** begin MATERIAL FOR THIS EXERCISE **

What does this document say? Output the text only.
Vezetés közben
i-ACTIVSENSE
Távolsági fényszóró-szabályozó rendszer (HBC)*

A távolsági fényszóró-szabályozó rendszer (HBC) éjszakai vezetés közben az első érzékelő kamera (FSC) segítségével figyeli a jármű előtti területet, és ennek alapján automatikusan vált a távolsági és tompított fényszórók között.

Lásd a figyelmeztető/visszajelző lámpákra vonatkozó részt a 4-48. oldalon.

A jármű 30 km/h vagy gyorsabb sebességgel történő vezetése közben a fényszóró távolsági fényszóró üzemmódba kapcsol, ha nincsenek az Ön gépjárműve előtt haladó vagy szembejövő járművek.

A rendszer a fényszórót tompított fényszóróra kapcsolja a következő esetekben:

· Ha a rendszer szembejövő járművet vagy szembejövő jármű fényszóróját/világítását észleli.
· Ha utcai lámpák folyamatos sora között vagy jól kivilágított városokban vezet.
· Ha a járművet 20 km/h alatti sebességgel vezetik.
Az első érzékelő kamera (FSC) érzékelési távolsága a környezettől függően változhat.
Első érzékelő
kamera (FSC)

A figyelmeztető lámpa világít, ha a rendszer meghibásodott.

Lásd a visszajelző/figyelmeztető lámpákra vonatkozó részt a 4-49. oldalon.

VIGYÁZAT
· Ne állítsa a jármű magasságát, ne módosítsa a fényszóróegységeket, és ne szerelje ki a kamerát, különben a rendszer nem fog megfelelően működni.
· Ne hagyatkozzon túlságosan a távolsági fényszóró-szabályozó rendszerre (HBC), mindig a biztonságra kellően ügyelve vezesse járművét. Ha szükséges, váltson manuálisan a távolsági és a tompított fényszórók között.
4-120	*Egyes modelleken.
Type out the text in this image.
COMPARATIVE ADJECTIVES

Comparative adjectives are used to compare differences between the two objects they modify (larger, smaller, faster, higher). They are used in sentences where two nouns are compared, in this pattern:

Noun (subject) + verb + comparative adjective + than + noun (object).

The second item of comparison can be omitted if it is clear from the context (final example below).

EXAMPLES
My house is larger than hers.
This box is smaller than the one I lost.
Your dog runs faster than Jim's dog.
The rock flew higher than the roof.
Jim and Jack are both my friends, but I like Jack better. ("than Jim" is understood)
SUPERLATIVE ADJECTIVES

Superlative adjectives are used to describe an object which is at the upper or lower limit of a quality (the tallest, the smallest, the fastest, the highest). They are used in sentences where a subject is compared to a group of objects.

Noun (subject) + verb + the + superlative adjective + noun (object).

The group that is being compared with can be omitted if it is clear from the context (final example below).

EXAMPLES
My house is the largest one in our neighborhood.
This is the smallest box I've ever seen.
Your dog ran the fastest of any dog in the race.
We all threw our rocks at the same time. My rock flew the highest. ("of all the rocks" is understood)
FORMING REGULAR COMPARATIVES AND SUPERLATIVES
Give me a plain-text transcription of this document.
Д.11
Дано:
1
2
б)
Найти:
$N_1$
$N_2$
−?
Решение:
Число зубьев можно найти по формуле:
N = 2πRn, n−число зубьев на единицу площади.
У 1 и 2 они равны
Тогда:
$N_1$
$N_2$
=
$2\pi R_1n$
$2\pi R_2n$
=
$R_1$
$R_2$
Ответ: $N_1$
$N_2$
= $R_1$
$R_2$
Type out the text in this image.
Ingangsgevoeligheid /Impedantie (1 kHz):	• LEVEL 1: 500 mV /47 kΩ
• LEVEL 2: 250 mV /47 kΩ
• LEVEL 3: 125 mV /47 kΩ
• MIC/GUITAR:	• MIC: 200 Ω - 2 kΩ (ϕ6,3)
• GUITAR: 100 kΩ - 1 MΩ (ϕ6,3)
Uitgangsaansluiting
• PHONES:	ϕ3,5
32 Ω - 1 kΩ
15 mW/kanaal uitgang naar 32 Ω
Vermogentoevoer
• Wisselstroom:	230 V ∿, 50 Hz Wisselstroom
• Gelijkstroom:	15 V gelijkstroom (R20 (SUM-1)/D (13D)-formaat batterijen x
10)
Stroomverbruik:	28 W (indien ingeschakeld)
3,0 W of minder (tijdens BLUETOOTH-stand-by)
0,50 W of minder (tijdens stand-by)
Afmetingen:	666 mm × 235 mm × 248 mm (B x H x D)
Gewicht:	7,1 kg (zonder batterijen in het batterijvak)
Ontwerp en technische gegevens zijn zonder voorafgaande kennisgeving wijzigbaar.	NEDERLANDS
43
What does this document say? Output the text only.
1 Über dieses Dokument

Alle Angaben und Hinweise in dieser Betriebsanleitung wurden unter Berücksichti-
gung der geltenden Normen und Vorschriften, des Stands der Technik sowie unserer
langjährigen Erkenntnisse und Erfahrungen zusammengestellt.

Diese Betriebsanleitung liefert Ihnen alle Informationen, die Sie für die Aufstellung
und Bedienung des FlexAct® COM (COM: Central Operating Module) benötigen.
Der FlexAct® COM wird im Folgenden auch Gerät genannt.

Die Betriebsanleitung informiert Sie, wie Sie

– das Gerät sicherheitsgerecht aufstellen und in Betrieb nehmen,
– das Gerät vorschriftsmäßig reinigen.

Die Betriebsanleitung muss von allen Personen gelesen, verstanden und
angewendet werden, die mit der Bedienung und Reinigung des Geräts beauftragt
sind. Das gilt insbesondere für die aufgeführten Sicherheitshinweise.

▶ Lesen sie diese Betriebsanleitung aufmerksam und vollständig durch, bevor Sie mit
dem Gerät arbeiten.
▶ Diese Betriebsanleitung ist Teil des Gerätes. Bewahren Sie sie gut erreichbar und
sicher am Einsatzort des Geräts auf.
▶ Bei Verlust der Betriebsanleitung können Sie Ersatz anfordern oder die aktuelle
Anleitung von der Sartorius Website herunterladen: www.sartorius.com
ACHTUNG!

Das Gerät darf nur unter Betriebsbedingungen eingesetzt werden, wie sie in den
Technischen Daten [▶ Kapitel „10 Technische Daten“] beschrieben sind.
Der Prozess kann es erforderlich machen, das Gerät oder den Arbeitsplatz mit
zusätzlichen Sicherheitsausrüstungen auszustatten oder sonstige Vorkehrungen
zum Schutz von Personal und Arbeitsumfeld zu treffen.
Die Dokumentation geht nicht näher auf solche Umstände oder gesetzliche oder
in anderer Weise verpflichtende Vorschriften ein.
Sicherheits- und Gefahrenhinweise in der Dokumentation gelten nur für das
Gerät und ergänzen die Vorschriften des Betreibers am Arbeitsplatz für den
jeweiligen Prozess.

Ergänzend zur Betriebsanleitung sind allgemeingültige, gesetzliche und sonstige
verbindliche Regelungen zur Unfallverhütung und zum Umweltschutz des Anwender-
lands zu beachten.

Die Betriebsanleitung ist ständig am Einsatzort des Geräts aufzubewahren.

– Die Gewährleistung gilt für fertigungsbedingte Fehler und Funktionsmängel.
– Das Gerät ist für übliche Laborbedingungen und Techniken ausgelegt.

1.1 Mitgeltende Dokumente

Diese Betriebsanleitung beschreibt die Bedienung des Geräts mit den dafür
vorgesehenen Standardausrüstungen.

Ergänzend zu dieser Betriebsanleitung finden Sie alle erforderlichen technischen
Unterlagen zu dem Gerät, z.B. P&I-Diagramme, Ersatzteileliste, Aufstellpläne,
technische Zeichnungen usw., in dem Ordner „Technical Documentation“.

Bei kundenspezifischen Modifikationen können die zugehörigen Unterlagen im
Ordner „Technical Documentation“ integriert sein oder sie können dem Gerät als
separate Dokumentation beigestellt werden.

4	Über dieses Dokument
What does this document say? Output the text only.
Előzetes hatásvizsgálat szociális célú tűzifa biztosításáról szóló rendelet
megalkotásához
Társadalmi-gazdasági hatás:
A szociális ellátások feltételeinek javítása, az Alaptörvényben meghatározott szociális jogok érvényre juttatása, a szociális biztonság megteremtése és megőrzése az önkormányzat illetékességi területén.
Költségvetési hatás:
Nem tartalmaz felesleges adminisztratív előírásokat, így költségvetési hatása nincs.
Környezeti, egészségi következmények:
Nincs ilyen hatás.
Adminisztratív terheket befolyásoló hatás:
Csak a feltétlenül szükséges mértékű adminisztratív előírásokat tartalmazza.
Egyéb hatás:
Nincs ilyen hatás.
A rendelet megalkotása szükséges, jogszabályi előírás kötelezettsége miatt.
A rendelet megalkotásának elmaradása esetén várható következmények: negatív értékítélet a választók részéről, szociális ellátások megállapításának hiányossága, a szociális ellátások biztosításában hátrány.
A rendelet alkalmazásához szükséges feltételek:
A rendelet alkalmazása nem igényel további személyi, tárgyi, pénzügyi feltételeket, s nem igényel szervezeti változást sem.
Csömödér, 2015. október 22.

** end MATERIAL FOR THIS EXERCISE **

= GIVEN TASK =
Identify the lines of the entries containing the string "fastest". Copy each such line.

= RESPONSE TO THE TASK =
Superlative adjectives are used to describe an object which is at the upper or lower limit of a quality (the tallest, the smallest, the fastest, the highest). They are used in sentences where a subject is compared to a group of objects.
Your dog ran the fastest of any dog in the race.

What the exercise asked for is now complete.